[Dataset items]
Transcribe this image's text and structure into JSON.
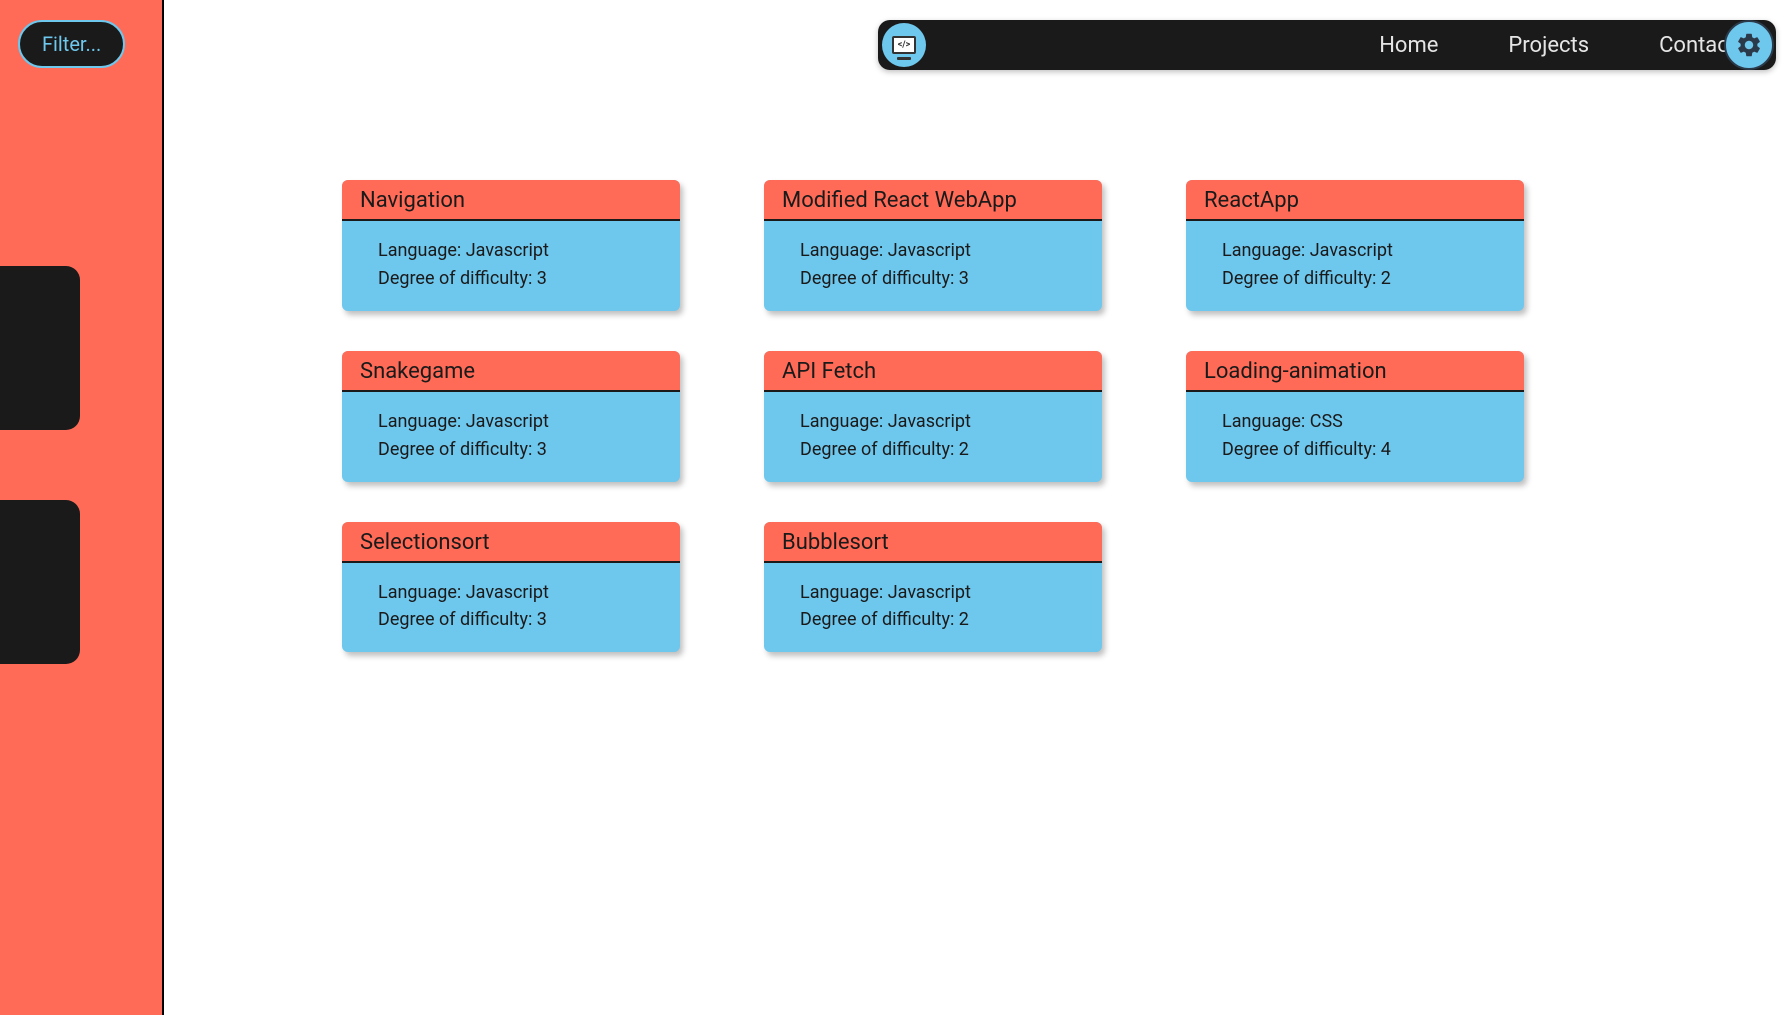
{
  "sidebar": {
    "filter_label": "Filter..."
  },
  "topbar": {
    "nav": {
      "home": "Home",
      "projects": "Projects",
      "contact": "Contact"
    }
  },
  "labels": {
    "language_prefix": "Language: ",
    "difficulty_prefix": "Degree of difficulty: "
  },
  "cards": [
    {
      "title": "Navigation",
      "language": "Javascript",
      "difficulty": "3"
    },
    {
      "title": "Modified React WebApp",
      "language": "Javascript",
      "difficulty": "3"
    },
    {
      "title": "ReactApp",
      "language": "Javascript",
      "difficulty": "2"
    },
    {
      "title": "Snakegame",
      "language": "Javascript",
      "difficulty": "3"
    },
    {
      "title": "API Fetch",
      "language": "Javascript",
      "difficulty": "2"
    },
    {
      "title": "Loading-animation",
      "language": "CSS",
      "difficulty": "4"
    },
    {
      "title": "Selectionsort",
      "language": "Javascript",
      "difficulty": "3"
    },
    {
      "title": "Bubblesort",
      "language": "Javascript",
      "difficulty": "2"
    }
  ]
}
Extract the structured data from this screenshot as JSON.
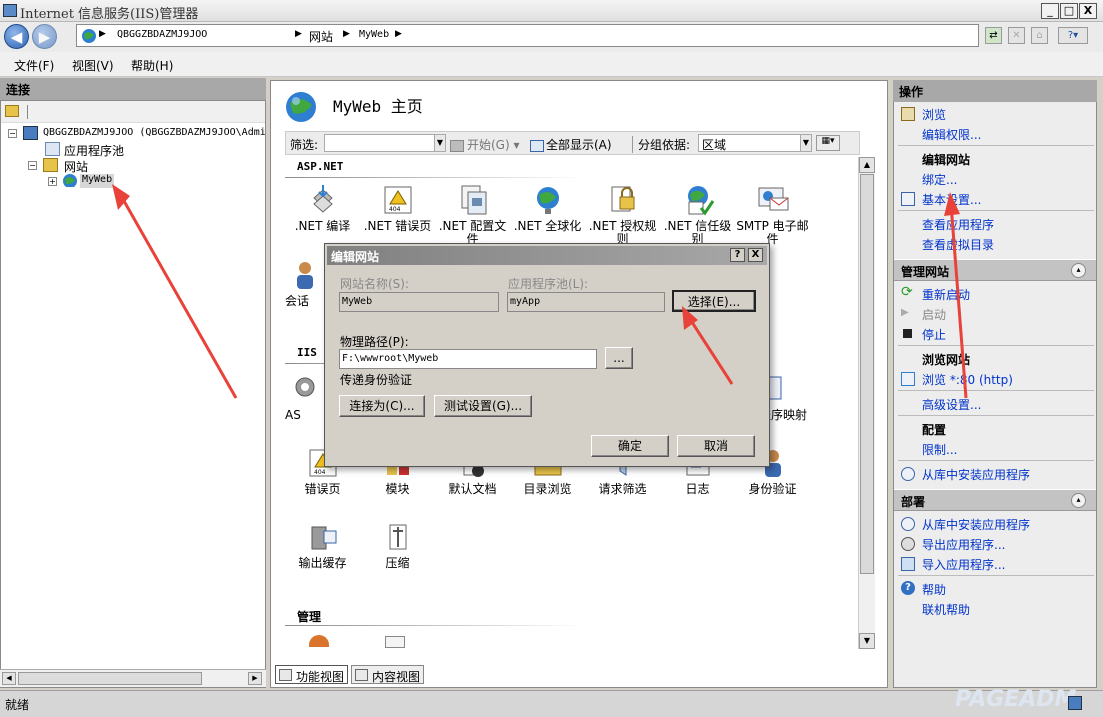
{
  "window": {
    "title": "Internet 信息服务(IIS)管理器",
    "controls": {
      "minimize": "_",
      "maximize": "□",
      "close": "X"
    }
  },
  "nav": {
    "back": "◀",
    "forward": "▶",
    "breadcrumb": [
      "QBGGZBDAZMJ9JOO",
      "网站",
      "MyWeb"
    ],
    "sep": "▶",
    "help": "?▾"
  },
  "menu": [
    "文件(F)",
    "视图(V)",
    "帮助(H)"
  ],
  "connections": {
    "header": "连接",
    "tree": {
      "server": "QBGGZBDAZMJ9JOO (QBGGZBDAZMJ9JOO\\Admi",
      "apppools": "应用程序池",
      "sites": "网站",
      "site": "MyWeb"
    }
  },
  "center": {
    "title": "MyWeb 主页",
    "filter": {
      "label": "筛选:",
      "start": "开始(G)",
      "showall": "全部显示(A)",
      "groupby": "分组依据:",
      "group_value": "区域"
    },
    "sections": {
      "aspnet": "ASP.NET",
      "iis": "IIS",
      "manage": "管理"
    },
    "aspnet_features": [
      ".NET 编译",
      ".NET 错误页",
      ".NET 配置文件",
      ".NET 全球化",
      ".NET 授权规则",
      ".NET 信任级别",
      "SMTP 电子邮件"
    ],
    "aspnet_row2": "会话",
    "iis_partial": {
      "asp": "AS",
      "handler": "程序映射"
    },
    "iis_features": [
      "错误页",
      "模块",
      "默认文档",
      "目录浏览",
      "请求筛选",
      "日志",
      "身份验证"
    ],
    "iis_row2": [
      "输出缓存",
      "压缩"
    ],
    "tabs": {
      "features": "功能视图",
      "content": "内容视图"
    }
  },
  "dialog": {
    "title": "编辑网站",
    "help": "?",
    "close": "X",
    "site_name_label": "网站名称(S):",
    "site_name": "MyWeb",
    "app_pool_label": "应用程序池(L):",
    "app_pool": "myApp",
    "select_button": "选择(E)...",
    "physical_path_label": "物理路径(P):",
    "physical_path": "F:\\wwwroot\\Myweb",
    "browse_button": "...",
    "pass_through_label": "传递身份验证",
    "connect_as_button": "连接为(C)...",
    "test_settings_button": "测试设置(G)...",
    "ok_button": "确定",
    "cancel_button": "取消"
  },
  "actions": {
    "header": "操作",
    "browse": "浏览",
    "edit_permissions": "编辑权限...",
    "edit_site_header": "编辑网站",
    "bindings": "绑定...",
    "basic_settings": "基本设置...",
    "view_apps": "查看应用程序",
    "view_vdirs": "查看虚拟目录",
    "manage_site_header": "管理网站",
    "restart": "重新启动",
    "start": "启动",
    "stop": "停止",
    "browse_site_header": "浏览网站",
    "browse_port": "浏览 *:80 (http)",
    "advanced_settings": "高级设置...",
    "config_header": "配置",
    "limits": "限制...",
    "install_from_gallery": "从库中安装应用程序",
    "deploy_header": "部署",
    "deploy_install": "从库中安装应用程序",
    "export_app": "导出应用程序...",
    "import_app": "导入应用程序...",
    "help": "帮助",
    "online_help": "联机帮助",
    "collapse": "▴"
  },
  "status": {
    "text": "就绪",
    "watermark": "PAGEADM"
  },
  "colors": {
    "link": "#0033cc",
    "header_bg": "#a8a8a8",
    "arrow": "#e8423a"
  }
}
---
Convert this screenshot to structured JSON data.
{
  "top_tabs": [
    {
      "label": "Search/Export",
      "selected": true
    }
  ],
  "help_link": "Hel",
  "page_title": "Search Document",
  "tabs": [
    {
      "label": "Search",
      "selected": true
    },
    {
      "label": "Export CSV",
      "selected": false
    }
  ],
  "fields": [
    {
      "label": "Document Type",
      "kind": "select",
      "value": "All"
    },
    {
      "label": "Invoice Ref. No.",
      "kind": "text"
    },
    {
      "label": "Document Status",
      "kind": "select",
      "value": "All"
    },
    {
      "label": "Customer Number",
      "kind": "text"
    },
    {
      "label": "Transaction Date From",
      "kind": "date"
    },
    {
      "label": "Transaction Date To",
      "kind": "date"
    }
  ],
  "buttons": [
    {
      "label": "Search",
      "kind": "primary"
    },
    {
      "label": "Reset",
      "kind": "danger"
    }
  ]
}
* * *
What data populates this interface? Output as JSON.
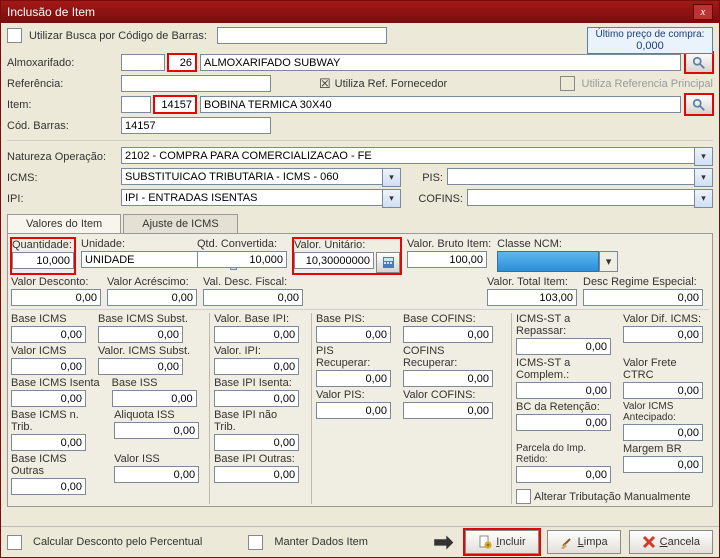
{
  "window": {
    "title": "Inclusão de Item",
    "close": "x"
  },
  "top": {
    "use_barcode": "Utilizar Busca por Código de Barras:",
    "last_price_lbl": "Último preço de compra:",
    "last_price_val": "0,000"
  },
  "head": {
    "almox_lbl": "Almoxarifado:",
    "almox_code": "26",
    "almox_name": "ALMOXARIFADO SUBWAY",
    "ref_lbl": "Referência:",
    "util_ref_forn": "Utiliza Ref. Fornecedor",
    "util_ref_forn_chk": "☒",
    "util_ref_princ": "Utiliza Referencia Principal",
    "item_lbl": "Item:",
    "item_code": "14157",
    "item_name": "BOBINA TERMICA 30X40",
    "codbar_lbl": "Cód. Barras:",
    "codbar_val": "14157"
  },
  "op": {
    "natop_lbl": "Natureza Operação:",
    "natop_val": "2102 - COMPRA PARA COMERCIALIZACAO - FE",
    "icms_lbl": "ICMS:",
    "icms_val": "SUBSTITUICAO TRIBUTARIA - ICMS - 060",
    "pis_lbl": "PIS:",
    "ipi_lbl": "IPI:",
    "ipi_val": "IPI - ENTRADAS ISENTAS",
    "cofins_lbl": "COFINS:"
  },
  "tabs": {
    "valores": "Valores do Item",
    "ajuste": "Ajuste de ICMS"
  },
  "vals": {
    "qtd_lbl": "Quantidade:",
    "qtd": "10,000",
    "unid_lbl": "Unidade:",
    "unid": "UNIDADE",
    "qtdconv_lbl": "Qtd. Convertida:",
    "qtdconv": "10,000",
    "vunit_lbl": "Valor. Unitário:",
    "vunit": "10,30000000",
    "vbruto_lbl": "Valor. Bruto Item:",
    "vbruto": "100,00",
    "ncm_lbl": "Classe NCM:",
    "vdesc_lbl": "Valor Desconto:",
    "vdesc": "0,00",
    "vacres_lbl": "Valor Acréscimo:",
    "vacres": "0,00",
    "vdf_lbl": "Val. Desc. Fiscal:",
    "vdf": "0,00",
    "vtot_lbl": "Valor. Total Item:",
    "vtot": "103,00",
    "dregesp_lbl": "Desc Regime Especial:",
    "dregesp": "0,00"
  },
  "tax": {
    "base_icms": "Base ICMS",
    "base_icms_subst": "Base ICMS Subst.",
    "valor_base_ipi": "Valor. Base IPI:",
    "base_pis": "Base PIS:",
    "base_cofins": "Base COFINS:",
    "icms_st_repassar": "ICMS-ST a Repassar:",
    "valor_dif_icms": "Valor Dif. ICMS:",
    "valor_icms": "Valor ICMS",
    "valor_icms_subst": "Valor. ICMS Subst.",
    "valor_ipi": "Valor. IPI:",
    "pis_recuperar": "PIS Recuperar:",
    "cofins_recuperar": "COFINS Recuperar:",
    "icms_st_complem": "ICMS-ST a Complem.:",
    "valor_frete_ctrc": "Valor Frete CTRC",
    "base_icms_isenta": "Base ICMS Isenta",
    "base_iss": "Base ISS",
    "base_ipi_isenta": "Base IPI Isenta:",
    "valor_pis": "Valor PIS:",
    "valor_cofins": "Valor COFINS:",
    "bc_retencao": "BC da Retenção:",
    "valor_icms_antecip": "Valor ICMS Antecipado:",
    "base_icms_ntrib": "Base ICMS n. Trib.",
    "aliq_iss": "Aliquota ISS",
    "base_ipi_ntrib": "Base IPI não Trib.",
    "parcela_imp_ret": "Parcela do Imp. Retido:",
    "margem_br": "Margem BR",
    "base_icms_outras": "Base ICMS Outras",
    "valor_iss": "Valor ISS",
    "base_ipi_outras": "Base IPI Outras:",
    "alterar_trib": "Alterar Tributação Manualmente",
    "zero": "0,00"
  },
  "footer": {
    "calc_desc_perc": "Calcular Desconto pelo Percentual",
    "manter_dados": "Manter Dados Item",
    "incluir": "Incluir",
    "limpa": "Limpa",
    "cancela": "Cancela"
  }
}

DO THIS » Collect from the data above every line that includes "screenshot".

WRITTEN ANSWER »
Extract the structured data from this screenshot as JSON.
Convert this screenshot to structured JSON data.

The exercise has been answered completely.